Francis Méano

Personal information
- Date of birth: 22 May 1931
- Place of birth: Puyloubier, France
- Date of death: 25 June 1953 (aged 22)
- Place of death: Witry-lès-Reims, France
- Height: 1.68 m (5 ft 6 in)
- Positions: Left winger; inside forward;

Senior career*
- Years: Team / Apps / (Gls)
- 1947–1948: SSMC Miramas [fr]
- 1948–1949: AS Aix
- 1949–1953: Reims / 114 / (45)

International career
- 1949: France U18
- France military
- 1949–1952: France / 2 / (0)

= Francis Méano =

French footballer (1931–1953)

Francis Méano (22 May 1931 – 	25 June 1953) was a French footballer who played as a left winger and inside forward.

==Club career==
Méano started his career at SSMC Miramas in 1947, with the team later naming their stadium after him. In 1948, he joined Division d'Honneur side AS Aix-en-Provence, before joining Stade de Reims in 1949. He scored 11 goals in the 1949–50 Division 1 season, becoming the youngest player to score 10 goals in a season until Hugo Ekitike in 2022. That season, he also helped Reims win the Coupe de France, including scoring in the final against RC Paris. He missed most of the 1950–51 season with a fractured fibula, but scored 13 goals in the following season.

The 1952–53 season was considered one of Méano's best seasons, scoring 12 goals as he helped Reims win both the French Division 1 title and the Latin Cup, where he scored in both the semi-finals against Valencia and the final against AC Milan. In total, Méano scored over 50 goals for Reims in all competitions, including 45 in Division 1.

==International career==
Méano was part of the France under-18 national team that won the 1949 FIFA Youth Tournament. He later made two appearances with the France national team, with his debut coming at the age of 18 on 11 December 1949, in a 1950 FIFA World Cup qualification play-off defeat to Yugoslavia in Florence. His other appearance for France came on 19 October 1952, in a 2–1 friendly win against Austria.
____
** Objective 1 **
Substitute "Remittances" for "Transfers" in the records, starting at their first line and stopping after the line that has "126, 37, 142]". Give those lines again with everything else unchanged.
____
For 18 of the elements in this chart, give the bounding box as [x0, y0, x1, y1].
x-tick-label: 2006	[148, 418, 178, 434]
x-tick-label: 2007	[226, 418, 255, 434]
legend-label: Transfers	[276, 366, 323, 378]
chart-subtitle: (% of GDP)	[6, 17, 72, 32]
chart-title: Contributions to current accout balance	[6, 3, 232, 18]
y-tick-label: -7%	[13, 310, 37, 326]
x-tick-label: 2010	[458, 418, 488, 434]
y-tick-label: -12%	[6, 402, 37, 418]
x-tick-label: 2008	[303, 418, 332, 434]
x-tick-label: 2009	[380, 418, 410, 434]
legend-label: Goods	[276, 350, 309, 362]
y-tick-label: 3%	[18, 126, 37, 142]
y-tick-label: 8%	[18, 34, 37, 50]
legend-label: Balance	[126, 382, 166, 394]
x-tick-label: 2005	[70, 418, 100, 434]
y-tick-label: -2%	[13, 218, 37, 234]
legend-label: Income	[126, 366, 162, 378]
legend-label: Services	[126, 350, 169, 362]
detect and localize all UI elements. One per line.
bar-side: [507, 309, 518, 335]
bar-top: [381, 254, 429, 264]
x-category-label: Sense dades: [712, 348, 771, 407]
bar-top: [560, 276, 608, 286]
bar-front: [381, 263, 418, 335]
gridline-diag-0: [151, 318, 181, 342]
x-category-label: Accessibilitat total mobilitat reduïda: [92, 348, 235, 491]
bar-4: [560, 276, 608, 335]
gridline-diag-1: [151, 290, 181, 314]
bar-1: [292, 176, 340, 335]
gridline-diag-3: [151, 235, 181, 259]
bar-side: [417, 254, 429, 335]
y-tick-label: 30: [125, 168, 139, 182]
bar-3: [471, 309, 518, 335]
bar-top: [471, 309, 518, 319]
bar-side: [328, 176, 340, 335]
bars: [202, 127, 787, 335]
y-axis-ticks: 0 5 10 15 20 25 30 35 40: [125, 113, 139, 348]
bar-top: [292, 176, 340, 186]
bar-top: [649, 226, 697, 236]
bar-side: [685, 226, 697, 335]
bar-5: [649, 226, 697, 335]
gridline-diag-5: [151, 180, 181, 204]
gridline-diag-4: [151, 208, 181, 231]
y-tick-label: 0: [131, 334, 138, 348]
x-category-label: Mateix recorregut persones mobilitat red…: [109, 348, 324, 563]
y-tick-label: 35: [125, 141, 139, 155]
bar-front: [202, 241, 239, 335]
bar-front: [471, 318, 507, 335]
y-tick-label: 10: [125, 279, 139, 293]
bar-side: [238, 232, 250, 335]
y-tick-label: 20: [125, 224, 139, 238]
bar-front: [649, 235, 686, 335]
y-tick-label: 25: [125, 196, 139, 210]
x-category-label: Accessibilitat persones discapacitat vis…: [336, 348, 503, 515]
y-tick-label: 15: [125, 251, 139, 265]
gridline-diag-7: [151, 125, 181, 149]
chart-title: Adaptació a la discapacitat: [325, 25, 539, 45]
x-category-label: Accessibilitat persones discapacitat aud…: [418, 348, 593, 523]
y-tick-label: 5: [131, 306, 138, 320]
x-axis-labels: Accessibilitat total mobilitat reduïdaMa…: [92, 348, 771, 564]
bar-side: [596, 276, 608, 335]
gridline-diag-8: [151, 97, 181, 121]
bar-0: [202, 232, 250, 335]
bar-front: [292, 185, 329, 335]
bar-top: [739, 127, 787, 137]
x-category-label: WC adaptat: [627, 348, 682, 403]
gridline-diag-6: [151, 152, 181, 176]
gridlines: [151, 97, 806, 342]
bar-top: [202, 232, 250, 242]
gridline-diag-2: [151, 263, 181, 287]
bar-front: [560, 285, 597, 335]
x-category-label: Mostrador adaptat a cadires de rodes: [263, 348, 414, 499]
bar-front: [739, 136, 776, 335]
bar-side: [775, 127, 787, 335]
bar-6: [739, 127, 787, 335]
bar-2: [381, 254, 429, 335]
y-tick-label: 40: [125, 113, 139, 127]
____
** Objective 2 **
Quote the Francis Méano article exactly, beginning at the words "- Positions: Left" and stopping after "Reims / 114 / (45)".

** Correct output 1 **
For 18 of the elements in this chart, give the bounding box as [x0, y0, x1, y1].
x-tick-label: 2006	[148, 418, 178, 434]
x-tick-label: 2007	[226, 418, 255, 434]
legend-label: Remittances	[276, 366, 323, 378]
chart-subtitle: (% of GDP)	[6, 17, 72, 32]
chart-title: Contributions to current accout balance	[6, 3, 232, 18]
y-tick-label: -7%	[13, 310, 37, 326]
x-tick-label: 2010	[458, 418, 488, 434]
y-tick-label: -12%	[6, 402, 37, 418]
x-tick-label: 2008	[303, 418, 332, 434]
x-tick-label: 2009	[380, 418, 410, 434]
legend-label: Goods	[276, 350, 309, 362]
y-tick-label: 3%	[18, 126, 37, 142]

** Correct output 2 **
- Positions: Left winger; inside forward;

Senior career*
- Years: Team / Apps / (Gls)
- 1947–1948: SSMC Miramas [fr]
- 1948–1949: AS Aix
- 1949–1953: Reims / 114 / (45)